Write out each line exactly as given. Leave the pictures out of your copy.

Dataset records:
_ _ _ _ _ _ _

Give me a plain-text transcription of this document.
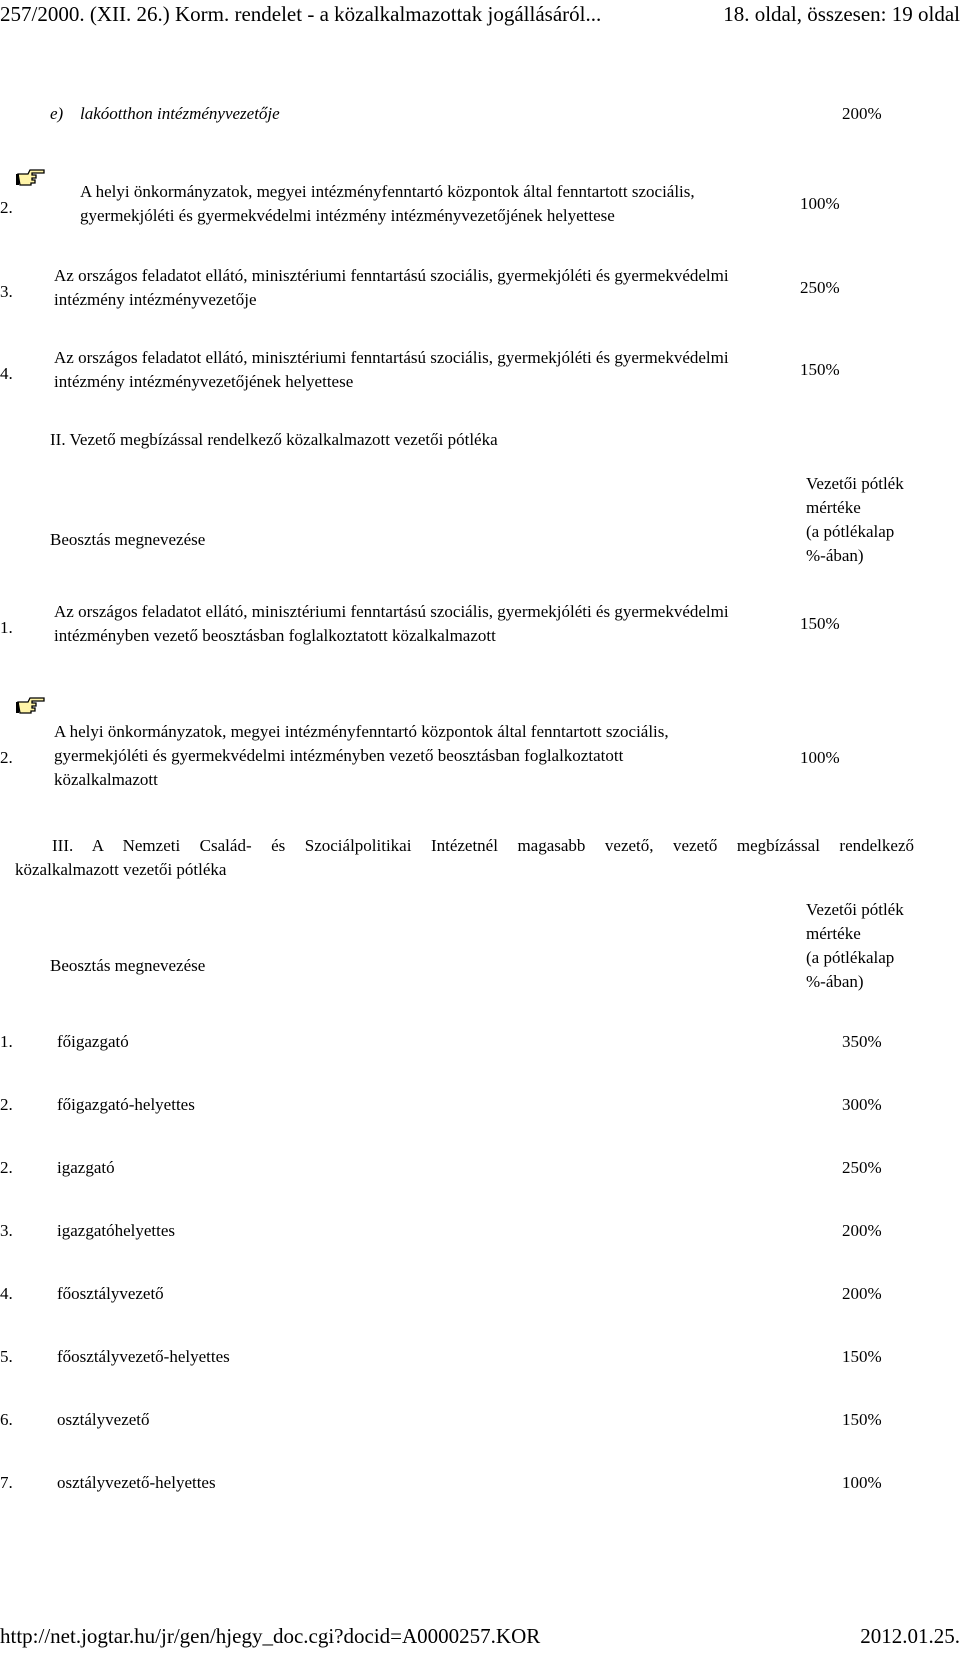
257/2000. (XII. 26.) Korm. rendelet - a közalkalmazottak jogállásáról...	18. oldal, összesen: 19 oldal
e) lakóotthon intézményvezetője	200%
2.
A helyi önkormányzatok, megyei intézményfenntartó központok által fenntartott szociális,
gyermekjóléti és gyermekvédelmi intézmény intézményvezetőjének helyettese
100%
3.
Az országos feladatot ellátó, minisztériumi fenntartású szociális, gyermekjóléti és gyermekvédelmi
intézmény intézményvezetője
250%
4.
Az országos feladatot ellátó, minisztériumi fenntartású szociális, gyermekjóléti és gyermekvédelmi
intézmény intézményvezetőjének helyettese
150%
II. Vezető megbízással rendelkező közalkalmazott vezetői pótléka
Beosztás megnevezése
Vezetői pótlék
mértéke
(a pótlékalap
%-ában)
1.
Az országos feladatot ellátó, minisztériumi fenntartású szociális, gyermekjóléti és gyermekvédelmi
intézményben vezető beosztásban foglalkoztatott közalkalmazott
150%
2.
A helyi önkormányzatok, megyei intézményfenntartó központok által fenntartott szociális,
gyermekjóléti és gyermekvédelmi intézményben vezető beosztásban foglalkoztatott
közalkalmazott
100%
III. A Nemzeti Család- és Szociálpolitikai Intézetnél magasabb vezető, vezető megbízással rendelkező
közalkalmazott vezetői pótléka
Beosztás megnevezése
Vezetői pótlék
mértéke
(a pótlékalap
%-ában)
1.	főigazgató	350%
2.	főigazgató-helyettes	300%
2.	igazgató	250%
3.	igazgatóhelyettes	200%
4.	főosztályvezető	200%
5.	főosztályvezető-helyettes	150%
6.	osztályvezető	150%
7.	osztályvezető-helyettes	100%
http://net.jogtar.hu/jr/gen/hjegy_doc.cgi?docid=A0000257.KOR	2012.01.25.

_ _ _ _ _ _ _

EXERCISE RESULT
Give me a plain-text transcription of this document.
257/2000. (XII. 26.) Korm. rendelet - a közalkalmazottak jogállásáról...	18. oldal, összesen: 19 oldal
e) lakóotthon intézményvezetője	200%
2.
A helyi önkormányzatok, megyei intézményfenntartó központok által fenntartott szociális,
gyermekjóléti és gyermekvédelmi intézmény intézményvezetőjének helyettese
100%
3.
Az országos feladatot ellátó, minisztériumi fenntartású szociális, gyermekjóléti és gyermekvédelmi
intézmény intézményvezetője
250%
4.
Az országos feladatot ellátó, minisztériumi fenntartású szociális, gyermekjóléti és gyermekvédelmi
intézmény intézményvezetőjének helyettese
150%
II. Vezető megbízással rendelkező közalkalmazott vezetői pótléka
Beosztás megnevezése
Vezetői pótlék
mértéke
(a pótlékalap
%-ában)
1.
Az országos feladatot ellátó, minisztériumi fenntartású szociális, gyermekjóléti és gyermekvédelmi
intézményben vezető beosztásban foglalkoztatott közalkalmazott
150%
2.
A helyi önkormányzatok, megyei intézményfenntartó központok által fenntartott szociális,
gyermekjóléti és gyermekvédelmi intézményben vezető beosztásban foglalkoztatott
közalkalmazott
100%
III. A Nemzeti Család- és Szociálpolitikai Intézetnél magasabb vezető, vezető megbízással rendelkező
közalkalmazott vezetői pótléka
Beosztás megnevezése
Vezetői pótlék
mértéke
(a pótlékalap
%-ában)
1.	főigazgató	350%
2.	főigazgató-helyettes	300%
2.	igazgató	250%
3.	igazgatóhelyettes	200%
4.	főosztályvezető	200%
5.	főosztályvezető-helyettes	150%
6.	osztályvezető	150%
7.	osztályvezető-helyettes	100%
http://net.jogtar.hu/jr/gen/hjegy_doc.cgi?docid=A0000257.KOR	2012.01.25.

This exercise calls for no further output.